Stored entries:
•••••
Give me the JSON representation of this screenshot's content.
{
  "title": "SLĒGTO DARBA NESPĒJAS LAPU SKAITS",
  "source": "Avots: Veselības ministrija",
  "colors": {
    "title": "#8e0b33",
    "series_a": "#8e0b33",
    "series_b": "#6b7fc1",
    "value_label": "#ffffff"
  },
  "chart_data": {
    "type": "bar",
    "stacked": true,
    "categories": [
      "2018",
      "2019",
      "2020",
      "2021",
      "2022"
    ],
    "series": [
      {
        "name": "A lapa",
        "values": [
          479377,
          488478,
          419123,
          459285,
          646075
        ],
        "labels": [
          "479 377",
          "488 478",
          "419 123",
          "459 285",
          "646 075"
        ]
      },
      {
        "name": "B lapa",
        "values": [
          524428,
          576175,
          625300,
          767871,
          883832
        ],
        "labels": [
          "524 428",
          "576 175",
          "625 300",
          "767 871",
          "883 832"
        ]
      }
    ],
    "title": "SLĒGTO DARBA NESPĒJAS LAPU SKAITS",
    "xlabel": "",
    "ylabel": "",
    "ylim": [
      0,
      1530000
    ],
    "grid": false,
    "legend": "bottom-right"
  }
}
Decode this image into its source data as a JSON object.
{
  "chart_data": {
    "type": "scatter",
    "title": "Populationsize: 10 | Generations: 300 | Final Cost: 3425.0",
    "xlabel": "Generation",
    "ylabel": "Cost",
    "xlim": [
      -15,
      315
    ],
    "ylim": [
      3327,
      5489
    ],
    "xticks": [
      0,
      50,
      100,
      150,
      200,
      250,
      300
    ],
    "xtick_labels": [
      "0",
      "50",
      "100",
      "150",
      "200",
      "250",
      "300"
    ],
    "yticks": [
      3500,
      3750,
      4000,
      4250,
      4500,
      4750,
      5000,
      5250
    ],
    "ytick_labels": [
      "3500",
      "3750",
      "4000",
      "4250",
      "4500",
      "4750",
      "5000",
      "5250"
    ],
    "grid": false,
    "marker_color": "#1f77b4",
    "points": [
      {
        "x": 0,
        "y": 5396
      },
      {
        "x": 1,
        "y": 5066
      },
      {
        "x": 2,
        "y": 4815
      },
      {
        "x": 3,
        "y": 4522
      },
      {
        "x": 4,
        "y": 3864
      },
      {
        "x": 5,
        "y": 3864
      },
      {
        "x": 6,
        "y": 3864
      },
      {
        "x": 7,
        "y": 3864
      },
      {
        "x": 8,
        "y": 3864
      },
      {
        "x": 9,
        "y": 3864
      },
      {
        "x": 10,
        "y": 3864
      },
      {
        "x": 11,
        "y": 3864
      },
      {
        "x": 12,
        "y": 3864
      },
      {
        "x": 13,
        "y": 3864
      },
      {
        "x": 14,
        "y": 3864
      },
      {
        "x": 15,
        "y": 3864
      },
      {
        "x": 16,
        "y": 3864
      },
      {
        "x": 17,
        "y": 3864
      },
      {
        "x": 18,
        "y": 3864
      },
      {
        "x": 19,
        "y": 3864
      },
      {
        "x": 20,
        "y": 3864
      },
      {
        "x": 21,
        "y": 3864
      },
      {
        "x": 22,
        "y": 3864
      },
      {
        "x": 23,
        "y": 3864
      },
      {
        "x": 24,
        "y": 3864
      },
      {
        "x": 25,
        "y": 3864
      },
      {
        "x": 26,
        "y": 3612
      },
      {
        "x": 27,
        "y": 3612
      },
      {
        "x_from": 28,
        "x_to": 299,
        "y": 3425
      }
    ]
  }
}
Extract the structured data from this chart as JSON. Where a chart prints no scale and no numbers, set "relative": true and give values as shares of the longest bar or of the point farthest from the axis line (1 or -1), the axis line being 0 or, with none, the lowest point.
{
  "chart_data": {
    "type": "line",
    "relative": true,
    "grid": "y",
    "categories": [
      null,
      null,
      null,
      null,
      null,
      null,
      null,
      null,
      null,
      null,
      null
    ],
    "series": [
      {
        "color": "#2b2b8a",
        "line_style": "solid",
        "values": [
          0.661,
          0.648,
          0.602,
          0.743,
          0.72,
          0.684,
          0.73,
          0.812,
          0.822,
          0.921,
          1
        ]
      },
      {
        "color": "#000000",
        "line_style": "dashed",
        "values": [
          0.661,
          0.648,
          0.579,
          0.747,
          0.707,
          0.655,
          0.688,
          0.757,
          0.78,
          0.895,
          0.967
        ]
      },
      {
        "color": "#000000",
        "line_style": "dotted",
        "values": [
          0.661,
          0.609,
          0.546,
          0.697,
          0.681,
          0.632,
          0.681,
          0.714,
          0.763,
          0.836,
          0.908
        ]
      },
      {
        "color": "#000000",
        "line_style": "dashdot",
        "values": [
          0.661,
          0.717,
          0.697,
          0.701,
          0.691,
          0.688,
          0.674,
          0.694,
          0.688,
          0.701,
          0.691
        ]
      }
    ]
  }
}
•••••
_Problem description_
Set out the complete listing exactly as shown.

_Written solution_
Give me the JSON representation of this screenshot's content.
{
  "title": "SLĒGTO DARBA NESPĒJAS LAPU SKAITS",
  "source": "Avots: Veselības ministrija",
  "colors": {
    "title": "#8e0b33",
    "series_a": "#8e0b33",
    "series_b": "#6b7fc1",
    "value_label": "#ffffff"
  },
  "chart_data": {
    "type": "bar",
    "stacked": true,
    "categories": [
      "2018",
      "2019",
      "2020",
      "2021",
      "2022"
    ],
    "series": [
      {
        "name": "A lapa",
        "values": [
          479377,
          488478,
          419123,
          459285,
          646075
        ],
        "labels": [
          "479 377",
          "488 478",
          "419 123",
          "459 285",
          "646 075"
        ]
      },
      {
        "name": "B lapa",
        "values": [
          524428,
          576175,
          625300,
          767871,
          883832
        ],
        "labels": [
          "524 428",
          "576 175",
          "625 300",
          "767 871",
          "883 832"
        ]
      }
    ],
    "title": "SLĒGTO DARBA NESPĒJAS LAPU SKAITS",
    "xlabel": "",
    "ylabel": "",
    "ylim": [
      0,
      1530000
    ],
    "grid": false,
    "legend": "bottom-right"
  }
}
Decode this image into its source data as a JSON object.
{
  "chart_data": {
    "type": "scatter",
    "title": "Populationsize: 10 | Generations: 300 | Final Cost: 3425.0",
    "xlabel": "Generation",
    "ylabel": "Cost",
    "xlim": [
      -15,
      315
    ],
    "ylim": [
      3327,
      5489
    ],
    "xticks": [
      0,
      50,
      100,
      150,
      200,
      250,
      300
    ],
    "xtick_labels": [
      "0",
      "50",
      "100",
      "150",
      "200",
      "250",
      "300"
    ],
    "yticks": [
      3500,
      3750,
      4000,
      4250,
      4500,
      4750,
      5000,
      5250
    ],
    "ytick_labels": [
      "3500",
      "3750",
      "4000",
      "4250",
      "4500",
      "4750",
      "5000",
      "5250"
    ],
    "grid": false,
    "marker_color": "#1f77b4",
    "points": [
      {
        "x": 0,
        "y": 5396
      },
      {
        "x": 1,
        "y": 5066
      },
      {
        "x": 2,
        "y": 4815
      },
      {
        "x": 3,
        "y": 4522
      },
      {
        "x": 4,
        "y": 3864
      },
      {
        "x": 5,
        "y": 3864
      },
      {
        "x": 6,
        "y": 3864
      },
      {
        "x": 7,
        "y": 3864
      },
      {
        "x": 8,
        "y": 3864
      },
      {
        "x": 9,
        "y": 3864
      },
      {
        "x": 10,
        "y": 3864
      },
      {
        "x": 11,
        "y": 3864
      },
      {
        "x": 12,
        "y": 3864
      },
      {
        "x": 13,
        "y": 3864
      },
      {
        "x": 14,
        "y": 3864
      },
      {
        "x": 15,
        "y": 3864
      },
      {
        "x": 16,
        "y": 3864
      },
      {
        "x": 17,
        "y": 3864
      },
      {
        "x": 18,
        "y": 3864
      },
      {
        "x": 19,
        "y": 3864
      },
      {
        "x": 20,
        "y": 3864
      },
      {
        "x": 21,
        "y": 3864
      },
      {
        "x": 22,
        "y": 3864
      },
      {
        "x": 23,
        "y": 3864
      },
      {
        "x": 24,
        "y": 3864
      },
      {
        "x": 25,
        "y": 3864
      },
      {
        "x": 26,
        "y": 3612
      },
      {
        "x": 27,
        "y": 3612
      },
      {
        "x_from": 28,
        "x_to": 299,
        "y": 3425
      }
    ]
  }
}
Extract the structured data from this chart as JSON. Where a chart prints no scale and no numbers, set "relative": true and give values as shares of the longest bar or of the point farthest from the axis line (1 or -1), the axis line being 0 or, with none, the lowest point.
{
  "chart_data": {
    "type": "line",
    "relative": true,
    "grid": "y",
    "categories": [
      null,
      null,
      null,
      null,
      null,
      null,
      null,
      null,
      null,
      null,
      null
    ],
    "series": [
      {
        "color": "#2b2b8a",
        "line_style": "solid",
        "values": [
          0.661,
          0.648,
          0.602,
          0.743,
          0.72,
          0.684,
          0.73,
          0.812,
          0.822,
          0.921,
          1
        ]
      },
      {
        "color": "#000000",
        "line_style": "dashed",
        "values": [
          0.661,
          0.648,
          0.579,
          0.747,
          0.707,
          0.655,
          0.688,
          0.757,
          0.78,
          0.895,
          0.967
        ]
      },
      {
        "color": "#000000",
        "line_style": "dotted",
        "values": [
          0.661,
          0.609,
          0.546,
          0.697,
          0.681,
          0.632,
          0.681,
          0.714,
          0.763,
          0.836,
          0.908
        ]
      },
      {
        "color": "#000000",
        "line_style": "dashdot",
        "values": [
          0.661,
          0.717,
          0.697,
          0.701,
          0.691,
          0.688,
          0.674,
          0.694,
          0.688,
          0.701,
          0.691
        ]
      }
    ]
  }
}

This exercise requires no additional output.